▶ [What you are asked to do]:
From the listing below, extract each entry exactly as written, minus the images.

[Lines of data]
○ ○ ○
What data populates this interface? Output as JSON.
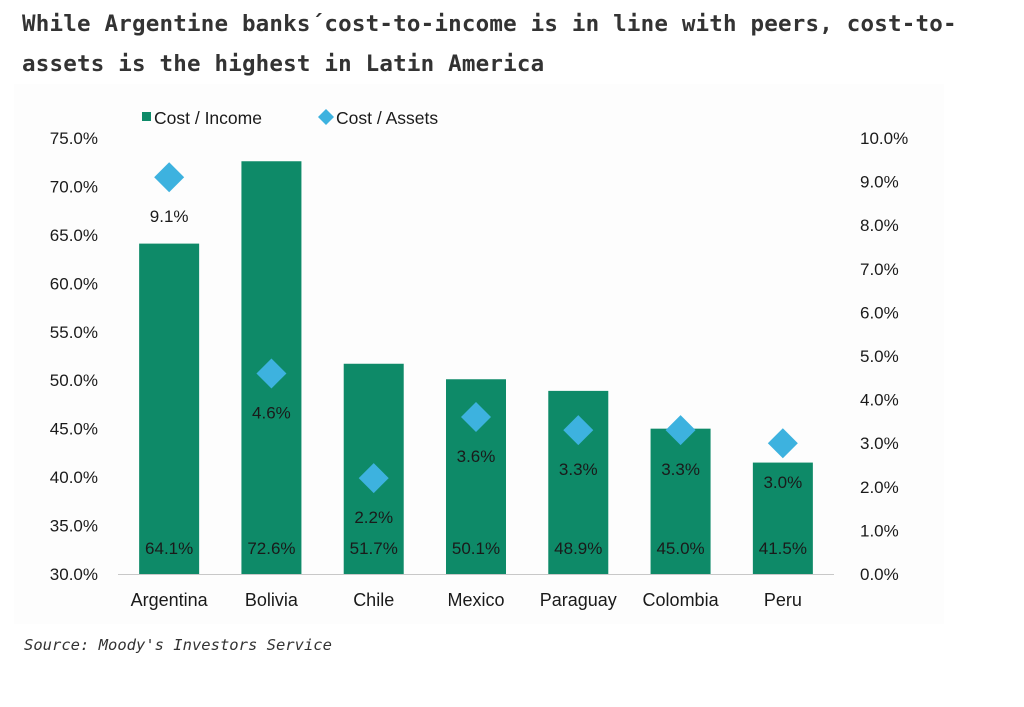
{
  "title": "While Argentine banks´cost-to-income is in line with peers, cost-to-assets is the highest in Latin America",
  "source": "Source: Moody's Investors Service",
  "colors": {
    "bar": "#0e8a68",
    "marker": "#3db2df",
    "text": "#1a1a1a"
  },
  "chart_data": {
    "type": "bar",
    "categories": [
      "Argentina",
      "Bolivia",
      "Chile",
      "Mexico",
      "Paraguay",
      "Colombia",
      "Peru"
    ],
    "series": [
      {
        "name": "Cost / Income",
        "type": "bar",
        "axis": "left",
        "values": [
          64.1,
          72.6,
          51.7,
          50.1,
          48.9,
          45.0,
          41.5
        ],
        "labels": [
          "64.1%",
          "72.6%",
          "51.7%",
          "50.1%",
          "48.9%",
          "45.0%",
          "41.5%"
        ]
      },
      {
        "name": "Cost / Assets",
        "type": "scatter",
        "marker": "diamond",
        "axis": "right",
        "values": [
          9.1,
          4.6,
          2.2,
          3.6,
          3.3,
          3.3,
          3.0
        ],
        "labels": [
          "9.1%",
          "4.6%",
          "2.2%",
          "3.6%",
          "3.3%",
          "3.3%",
          "3.0%"
        ]
      }
    ],
    "y_left": {
      "lim": [
        30,
        75
      ],
      "ticks": [
        75,
        70,
        65,
        60,
        55,
        50,
        45,
        40,
        35,
        30
      ],
      "tick_labels": [
        "75.0%",
        "70.0%",
        "65.0%",
        "60.0%",
        "55.0%",
        "50.0%",
        "45.0%",
        "40.0%",
        "35.0%",
        "30.0%"
      ]
    },
    "y_right": {
      "lim": [
        0,
        10
      ],
      "ticks": [
        10,
        9,
        8,
        7,
        6,
        5,
        4,
        3,
        2,
        1,
        0
      ],
      "tick_labels": [
        "10.0%",
        "9.0%",
        "8.0%",
        "7.0%",
        "6.0%",
        "5.0%",
        "4.0%",
        "3.0%",
        "2.0%",
        "1.0%",
        "0.0%"
      ]
    },
    "grid": false,
    "legend": "top-left"
  }
}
○ ○ ○
▶ [Solution to this exercise]:
What data populates this interface? Output as JSON.
{
  "title": "While Argentine banks´cost-to-income is in line with peers, cost-to-assets is the highest in Latin America",
  "source": "Source: Moody's Investors Service",
  "colors": {
    "bar": "#0e8a68",
    "marker": "#3db2df",
    "text": "#1a1a1a"
  },
  "chart_data": {
    "type": "bar",
    "categories": [
      "Argentina",
      "Bolivia",
      "Chile",
      "Mexico",
      "Paraguay",
      "Colombia",
      "Peru"
    ],
    "series": [
      {
        "name": "Cost / Income",
        "type": "bar",
        "axis": "left",
        "values": [
          64.1,
          72.6,
          51.7,
          50.1,
          48.9,
          45.0,
          41.5
        ],
        "labels": [
          "64.1%",
          "72.6%",
          "51.7%",
          "50.1%",
          "48.9%",
          "45.0%",
          "41.5%"
        ]
      },
      {
        "name": "Cost / Assets",
        "type": "scatter",
        "marker": "diamond",
        "axis": "right",
        "values": [
          9.1,
          4.6,
          2.2,
          3.6,
          3.3,
          3.3,
          3.0
        ],
        "labels": [
          "9.1%",
          "4.6%",
          "2.2%",
          "3.6%",
          "3.3%",
          "3.3%",
          "3.0%"
        ]
      }
    ],
    "y_left": {
      "lim": [
        30,
        75
      ],
      "ticks": [
        75,
        70,
        65,
        60,
        55,
        50,
        45,
        40,
        35,
        30
      ],
      "tick_labels": [
        "75.0%",
        "70.0%",
        "65.0%",
        "60.0%",
        "55.0%",
        "50.0%",
        "45.0%",
        "40.0%",
        "35.0%",
        "30.0%"
      ]
    },
    "y_right": {
      "lim": [
        0,
        10
      ],
      "ticks": [
        10,
        9,
        8,
        7,
        6,
        5,
        4,
        3,
        2,
        1,
        0
      ],
      "tick_labels": [
        "10.0%",
        "9.0%",
        "8.0%",
        "7.0%",
        "6.0%",
        "5.0%",
        "4.0%",
        "3.0%",
        "2.0%",
        "1.0%",
        "0.0%"
      ]
    },
    "grid": false,
    "legend": "top-left"
  }
}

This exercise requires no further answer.